PROVIDED MATERIAL:
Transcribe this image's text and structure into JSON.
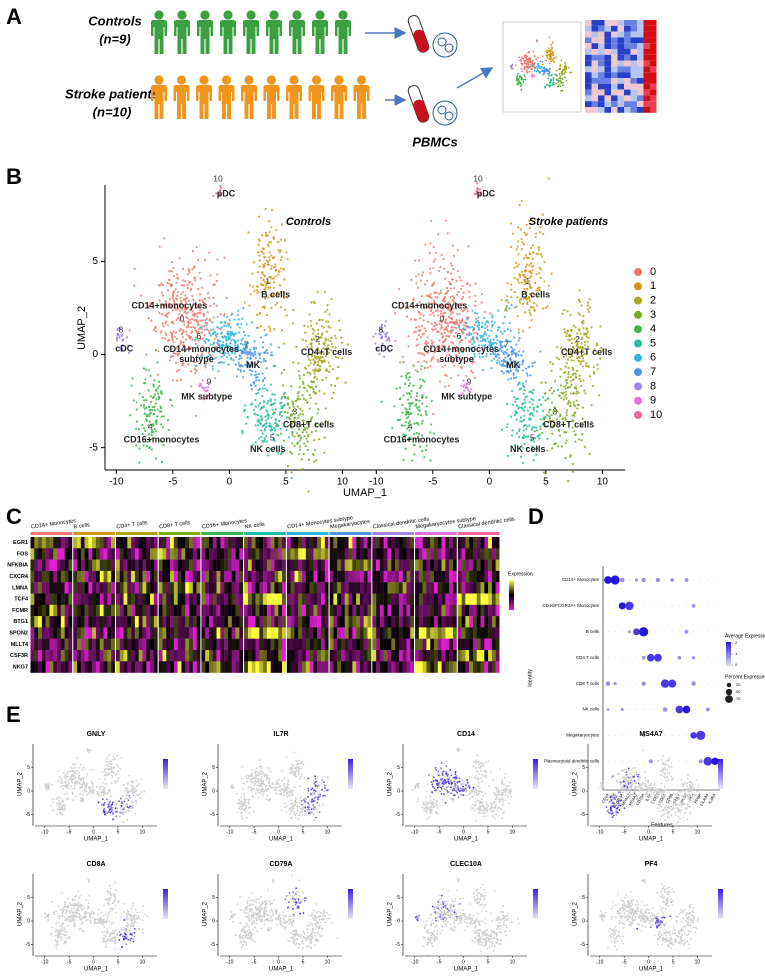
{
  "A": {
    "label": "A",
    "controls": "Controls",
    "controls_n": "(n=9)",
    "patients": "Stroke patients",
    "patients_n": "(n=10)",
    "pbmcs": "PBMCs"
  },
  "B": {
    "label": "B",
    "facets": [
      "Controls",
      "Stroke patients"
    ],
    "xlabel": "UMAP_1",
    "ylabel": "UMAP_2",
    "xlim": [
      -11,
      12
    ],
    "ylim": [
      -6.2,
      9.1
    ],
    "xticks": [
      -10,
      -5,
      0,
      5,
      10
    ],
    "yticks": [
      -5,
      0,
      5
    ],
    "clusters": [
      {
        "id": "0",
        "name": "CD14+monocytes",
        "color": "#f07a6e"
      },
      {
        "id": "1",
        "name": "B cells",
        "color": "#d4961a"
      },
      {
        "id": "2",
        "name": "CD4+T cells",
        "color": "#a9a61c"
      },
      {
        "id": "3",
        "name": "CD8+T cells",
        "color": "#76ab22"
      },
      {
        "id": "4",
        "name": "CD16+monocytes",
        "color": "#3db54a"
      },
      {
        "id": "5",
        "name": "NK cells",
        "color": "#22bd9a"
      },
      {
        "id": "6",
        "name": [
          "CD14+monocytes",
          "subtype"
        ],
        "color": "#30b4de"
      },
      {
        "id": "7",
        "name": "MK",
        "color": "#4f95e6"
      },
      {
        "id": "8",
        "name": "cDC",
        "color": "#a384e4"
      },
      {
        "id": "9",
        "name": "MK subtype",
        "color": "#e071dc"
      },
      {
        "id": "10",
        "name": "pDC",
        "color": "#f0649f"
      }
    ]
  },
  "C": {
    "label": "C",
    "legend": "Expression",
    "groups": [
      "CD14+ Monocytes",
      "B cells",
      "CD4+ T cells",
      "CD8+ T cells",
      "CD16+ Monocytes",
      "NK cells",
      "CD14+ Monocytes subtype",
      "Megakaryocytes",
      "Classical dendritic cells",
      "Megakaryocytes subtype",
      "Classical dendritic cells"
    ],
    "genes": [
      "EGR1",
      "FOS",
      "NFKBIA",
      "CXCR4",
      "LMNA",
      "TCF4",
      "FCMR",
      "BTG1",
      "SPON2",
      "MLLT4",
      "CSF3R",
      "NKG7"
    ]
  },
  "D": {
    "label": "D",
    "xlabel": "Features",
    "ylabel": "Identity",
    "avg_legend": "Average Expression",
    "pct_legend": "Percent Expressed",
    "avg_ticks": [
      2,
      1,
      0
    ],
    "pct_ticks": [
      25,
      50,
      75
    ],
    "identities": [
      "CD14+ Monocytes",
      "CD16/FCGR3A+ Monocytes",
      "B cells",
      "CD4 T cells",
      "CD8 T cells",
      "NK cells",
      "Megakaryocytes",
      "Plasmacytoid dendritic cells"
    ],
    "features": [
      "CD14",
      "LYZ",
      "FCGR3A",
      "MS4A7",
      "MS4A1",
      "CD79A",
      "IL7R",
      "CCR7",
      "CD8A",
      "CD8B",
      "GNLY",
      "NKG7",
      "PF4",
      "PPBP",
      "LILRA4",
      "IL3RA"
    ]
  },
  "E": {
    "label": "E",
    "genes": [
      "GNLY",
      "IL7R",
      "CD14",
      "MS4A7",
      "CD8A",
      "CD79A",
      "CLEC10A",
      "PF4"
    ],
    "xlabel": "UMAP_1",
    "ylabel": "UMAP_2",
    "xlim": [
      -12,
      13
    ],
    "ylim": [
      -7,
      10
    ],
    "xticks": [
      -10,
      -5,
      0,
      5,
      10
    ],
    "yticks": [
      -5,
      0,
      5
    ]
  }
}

PROBLEM TO WORK ON: Skip the pictures, then write out every entry exactly.

ANSWER SECTION:
Transcribe this image's text and structure into JSON.
{
  "A": {
    "label": "A",
    "controls": "Controls",
    "controls_n": "(n=9)",
    "patients": "Stroke patients",
    "patients_n": "(n=10)",
    "pbmcs": "PBMCs"
  },
  "B": {
    "label": "B",
    "facets": [
      "Controls",
      "Stroke patients"
    ],
    "xlabel": "UMAP_1",
    "ylabel": "UMAP_2",
    "xlim": [
      -11,
      12
    ],
    "ylim": [
      -6.2,
      9.1
    ],
    "xticks": [
      -10,
      -5,
      0,
      5,
      10
    ],
    "yticks": [
      -5,
      0,
      5
    ],
    "clusters": [
      {
        "id": "0",
        "name": "CD14+monocytes",
        "color": "#f07a6e"
      },
      {
        "id": "1",
        "name": "B cells",
        "color": "#d4961a"
      },
      {
        "id": "2",
        "name": "CD4+T cells",
        "color": "#a9a61c"
      },
      {
        "id": "3",
        "name": "CD8+T cells",
        "color": "#76ab22"
      },
      {
        "id": "4",
        "name": "CD16+monocytes",
        "color": "#3db54a"
      },
      {
        "id": "5",
        "name": "NK cells",
        "color": "#22bd9a"
      },
      {
        "id": "6",
        "name": [
          "CD14+monocytes",
          "subtype"
        ],
        "color": "#30b4de"
      },
      {
        "id": "7",
        "name": "MK",
        "color": "#4f95e6"
      },
      {
        "id": "8",
        "name": "cDC",
        "color": "#a384e4"
      },
      {
        "id": "9",
        "name": "MK subtype",
        "color": "#e071dc"
      },
      {
        "id": "10",
        "name": "pDC",
        "color": "#f0649f"
      }
    ]
  },
  "C": {
    "label": "C",
    "legend": "Expression",
    "groups": [
      "CD14+ Monocytes",
      "B cells",
      "CD4+ T cells",
      "CD8+ T cells",
      "CD16+ Monocytes",
      "NK cells",
      "CD14+ Monocytes subtype",
      "Megakaryocytes",
      "Classical dendritic cells",
      "Megakaryocytes subtype",
      "Classical dendritic cells"
    ],
    "genes": [
      "EGR1",
      "FOS",
      "NFKBIA",
      "CXCR4",
      "LMNA",
      "TCF4",
      "FCMR",
      "BTG1",
      "SPON2",
      "MLLT4",
      "CSF3R",
      "NKG7"
    ]
  },
  "D": {
    "label": "D",
    "xlabel": "Features",
    "ylabel": "Identity",
    "avg_legend": "Average Expression",
    "pct_legend": "Percent Expressed",
    "avg_ticks": [
      2,
      1,
      0
    ],
    "pct_ticks": [
      25,
      50,
      75
    ],
    "identities": [
      "CD14+ Monocytes",
      "CD16/FCGR3A+ Monocytes",
      "B cells",
      "CD4 T cells",
      "CD8 T cells",
      "NK cells",
      "Megakaryocytes",
      "Plasmacytoid dendritic cells"
    ],
    "features": [
      "CD14",
      "LYZ",
      "FCGR3A",
      "MS4A7",
      "MS4A1",
      "CD79A",
      "IL7R",
      "CCR7",
      "CD8A",
      "CD8B",
      "GNLY",
      "NKG7",
      "PF4",
      "PPBP",
      "LILRA4",
      "IL3RA"
    ]
  },
  "E": {
    "label": "E",
    "genes": [
      "GNLY",
      "IL7R",
      "CD14",
      "MS4A7",
      "CD8A",
      "CD79A",
      "CLEC10A",
      "PF4"
    ],
    "xlabel": "UMAP_1",
    "ylabel": "UMAP_2",
    "xlim": [
      -12,
      13
    ],
    "ylim": [
      -7,
      10
    ],
    "xticks": [
      -10,
      -5,
      0,
      5,
      10
    ],
    "yticks": [
      -5,
      0,
      5
    ]
  }
}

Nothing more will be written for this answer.